▸ **DIRECTIVE**:
Gather the lines that hold the string "screenshot".

═════ SUPPLIED RECORDS

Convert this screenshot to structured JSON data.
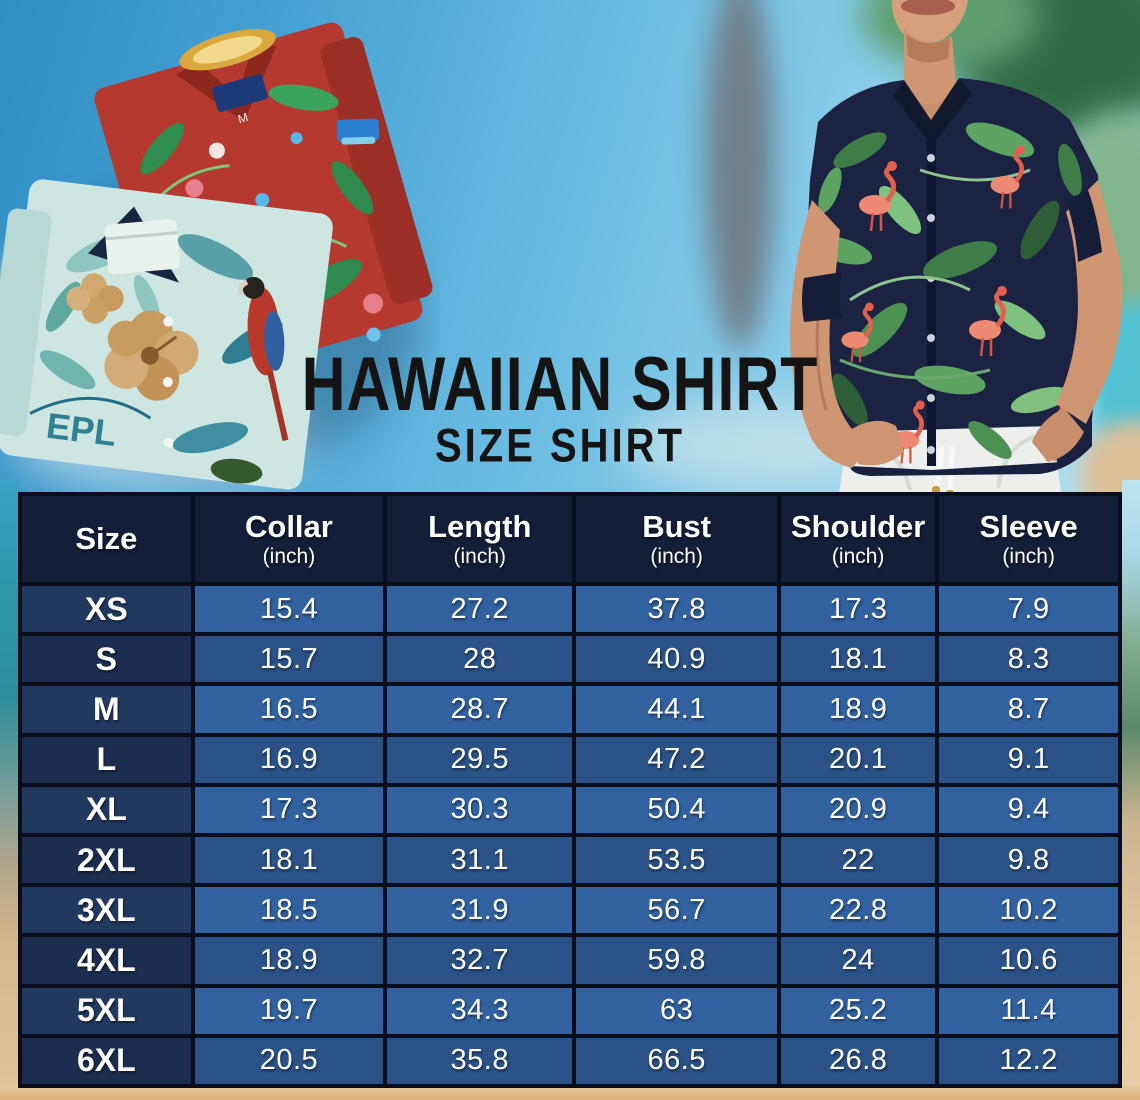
{
  "title": {
    "main": "HAWAIIAN SHIRT",
    "sub": "SIZE SHIRT"
  },
  "chart_data": {
    "type": "table",
    "title": "Hawaiian Shirt Size Shirt",
    "columns": [
      {
        "label": "Size",
        "sub": ""
      },
      {
        "label": "Collar",
        "sub": "(inch)"
      },
      {
        "label": "Length",
        "sub": "(inch)"
      },
      {
        "label": "Bust",
        "sub": "(inch)"
      },
      {
        "label": "Shoulder",
        "sub": "(inch)"
      },
      {
        "label": "Sleeve",
        "sub": "(inch)"
      }
    ],
    "rows": [
      {
        "size": "XS",
        "values": [
          "15.4",
          "27.2",
          "37.8",
          "17.3",
          "7.9"
        ]
      },
      {
        "size": "S",
        "values": [
          "15.7",
          "28",
          "40.9",
          "18.1",
          "8.3"
        ]
      },
      {
        "size": "M",
        "values": [
          "16.5",
          "28.7",
          "44.1",
          "18.9",
          "8.7"
        ]
      },
      {
        "size": "L",
        "values": [
          "16.9",
          "29.5",
          "47.2",
          "20.1",
          "9.1"
        ]
      },
      {
        "size": "XL",
        "values": [
          "17.3",
          "30.3",
          "50.4",
          "20.9",
          "9.4"
        ]
      },
      {
        "size": "2XL",
        "values": [
          "18.1",
          "31.1",
          "53.5",
          "22",
          "9.8"
        ]
      },
      {
        "size": "3XL",
        "values": [
          "18.5",
          "31.9",
          "56.7",
          "22.8",
          "10.2"
        ]
      },
      {
        "size": "4XL",
        "values": [
          "18.9",
          "32.7",
          "59.8",
          "24",
          "10.6"
        ]
      },
      {
        "size": "5XL",
        "values": [
          "19.7",
          "34.3",
          "63",
          "25.2",
          "11.4"
        ]
      },
      {
        "size": "6XL",
        "values": [
          "20.5",
          "35.8",
          "66.5",
          "26.8",
          "12.2"
        ]
      }
    ]
  },
  "photos": {
    "left_shirts_visible_text": "EPL",
    "red_shirt_tag_text": "M"
  },
  "colors": {
    "header_bg": "#131e38",
    "row_odd_bg": "#31619f",
    "row_even_bg": "#2b5287",
    "size_col_odd_bg": "#22395f",
    "size_col_even_bg": "#1b2e50",
    "cell_border": "#0a0e1c",
    "table_text": "#ffffff",
    "title_text": "#141414",
    "sky_top": "#2f8ec4",
    "sky_bottom": "#c6ecf6",
    "sand": "#e2c59c"
  }
}
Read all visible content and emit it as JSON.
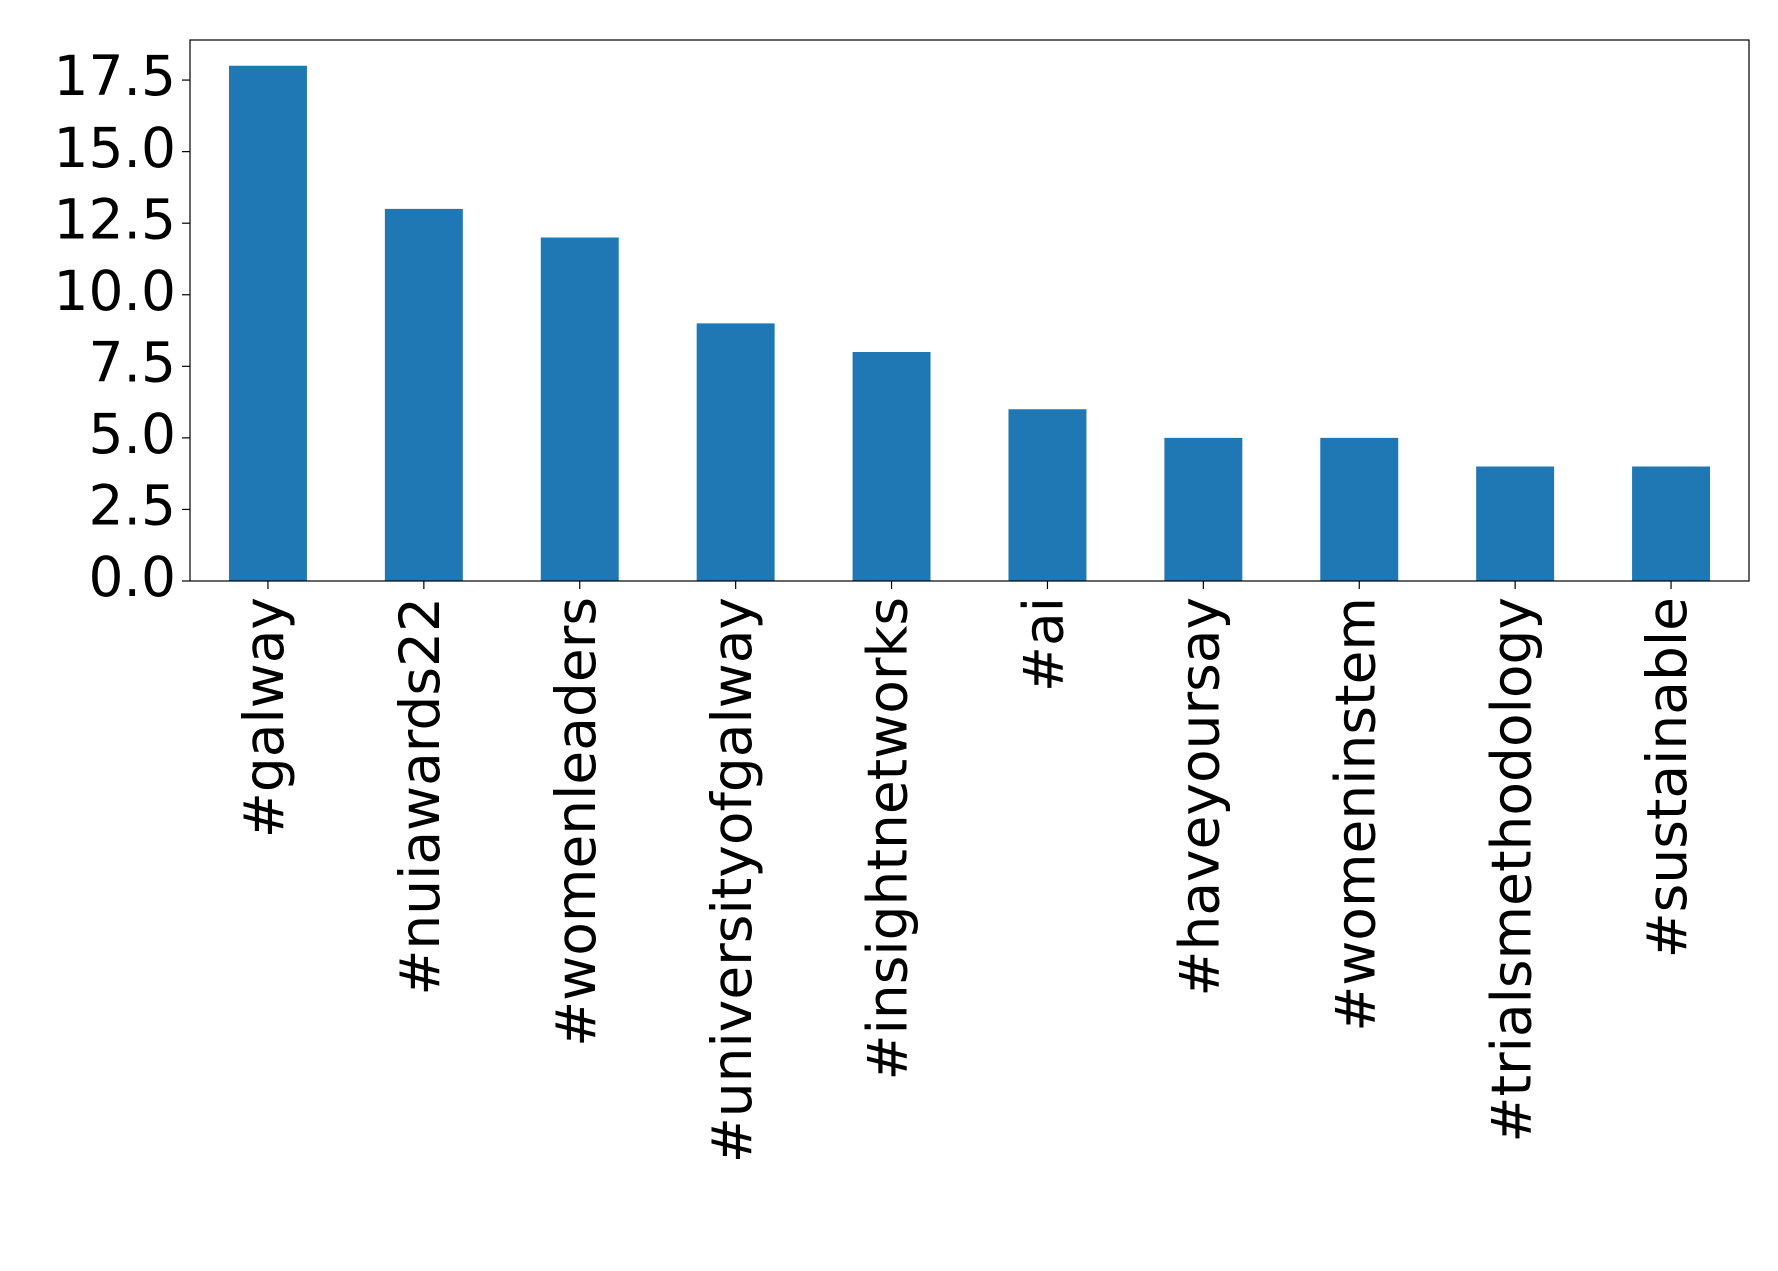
{
  "chart_data": {
    "type": "bar",
    "categories": [
      "#galway",
      "#nuiawards22",
      "#womenleaders",
      "#universityofgalway",
      "#insightnetworks",
      "#ai",
      "#haveyoursay",
      "#womeninstem",
      "#trialsmethodology",
      "#sustainable"
    ],
    "values": [
      18,
      13,
      12,
      9,
      8,
      6,
      5,
      5,
      4,
      4
    ],
    "color": "#1f77b4",
    "ylim": [
      0,
      18.9
    ],
    "yticks": [
      {
        "value": 0,
        "label": "0.0"
      },
      2.5,
      {
        "value": 5,
        "label": "5.0"
      },
      7.5,
      {
        "value": 10,
        "label": "10.0"
      },
      12.5,
      {
        "value": 15,
        "label": "15.0"
      },
      17.5
    ],
    "grid": false
  }
}
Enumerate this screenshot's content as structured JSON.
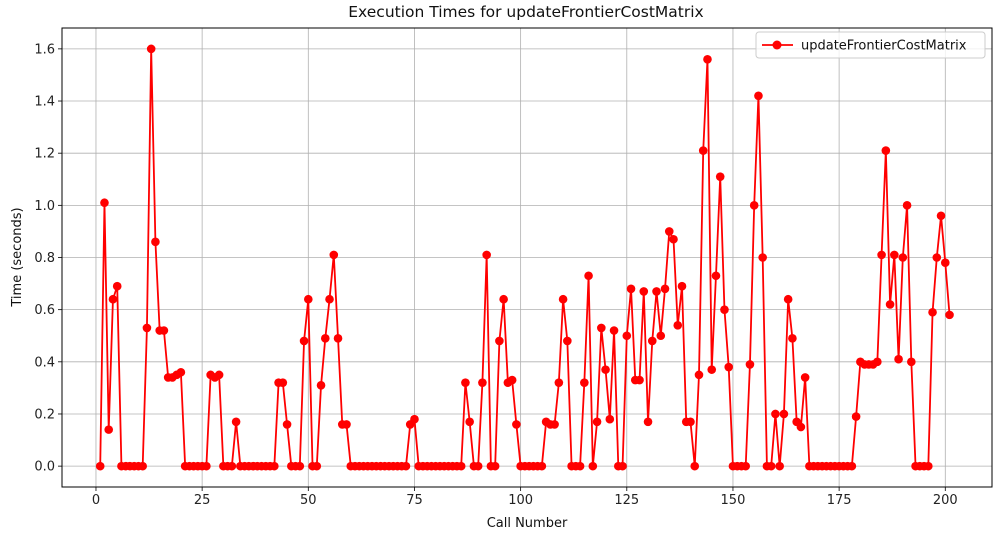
{
  "chart_data": {
    "type": "line",
    "title": "Execution Times for updateFrontierCostMatrix",
    "xlabel": "Call Number",
    "ylabel": "Time (seconds)",
    "xlim": [
      -8,
      211
    ],
    "ylim": [
      -0.08,
      1.68
    ],
    "xticks": [
      0,
      25,
      50,
      75,
      100,
      125,
      150,
      175,
      200
    ],
    "yticks": [
      0.0,
      0.2,
      0.4,
      0.6,
      0.8,
      1.0,
      1.2,
      1.4,
      1.6
    ],
    "grid": true,
    "legend_position": "top-right",
    "x_start": 1,
    "series": [
      {
        "name": "updateFrontierCostMatrix",
        "color": "#ff0000",
        "marker": "circle",
        "values": [
          0.0,
          1.01,
          0.14,
          0.64,
          0.69,
          0.0,
          0.0,
          0.0,
          0.0,
          0.0,
          0.0,
          0.53,
          1.6,
          0.86,
          0.52,
          0.52,
          0.34,
          0.34,
          0.35,
          0.36,
          0.0,
          0.0,
          0.0,
          0.0,
          0.0,
          0.0,
          0.35,
          0.34,
          0.35,
          0.0,
          0.0,
          0.0,
          0.17,
          0.0,
          0.0,
          0.0,
          0.0,
          0.0,
          0.0,
          0.0,
          0.0,
          0.0,
          0.32,
          0.32,
          0.16,
          0.0,
          0.0,
          0.0,
          0.48,
          0.64,
          0.0,
          0.0,
          0.31,
          0.49,
          0.64,
          0.81,
          0.49,
          0.16,
          0.16,
          0.0,
          0.0,
          0.0,
          0.0,
          0.0,
          0.0,
          0.0,
          0.0,
          0.0,
          0.0,
          0.0,
          0.0,
          0.0,
          0.0,
          0.16,
          0.18,
          0.0,
          0.0,
          0.0,
          0.0,
          0.0,
          0.0,
          0.0,
          0.0,
          0.0,
          0.0,
          0.0,
          0.32,
          0.17,
          0.0,
          0.0,
          0.32,
          0.81,
          0.0,
          0.0,
          0.48,
          0.64,
          0.32,
          0.33,
          0.16,
          0.0,
          0.0,
          0.0,
          0.0,
          0.0,
          0.0,
          0.17,
          0.16,
          0.16,
          0.32,
          0.64,
          0.48,
          0.0,
          0.0,
          0.0,
          0.32,
          0.73,
          0.0,
          0.17,
          0.53,
          0.37,
          0.18,
          0.52,
          0.0,
          0.0,
          0.5,
          0.68,
          0.33,
          0.33,
          0.67,
          0.17,
          0.48,
          0.67,
          0.5,
          0.68,
          0.9,
          0.87,
          0.54,
          0.69,
          0.17,
          0.17,
          0.0,
          0.35,
          1.21,
          1.56,
          0.37,
          0.73,
          1.11,
          0.6,
          0.38,
          0.0,
          0.0,
          0.0,
          0.0,
          0.39,
          1.0,
          1.42,
          0.8,
          0.0,
          0.0,
          0.2,
          0.0,
          0.2,
          0.64,
          0.49,
          0.17,
          0.15,
          0.34,
          0.0,
          0.0,
          0.0,
          0.0,
          0.0,
          0.0,
          0.0,
          0.0,
          0.0,
          0.0,
          0.0,
          0.19,
          0.4,
          0.39,
          0.39,
          0.39,
          0.4,
          0.81,
          1.21,
          0.62,
          0.81,
          0.41,
          0.8,
          1.0,
          0.4,
          0.0,
          0.0,
          0.0,
          0.0,
          0.59,
          0.8,
          0.96,
          0.78,
          0.58
        ]
      }
    ]
  }
}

══════════

▸ **SOLVED EXERCISE**:
Convert this screenshot to structured JSON data.
Enumerate this screenshot's content as structured JSON.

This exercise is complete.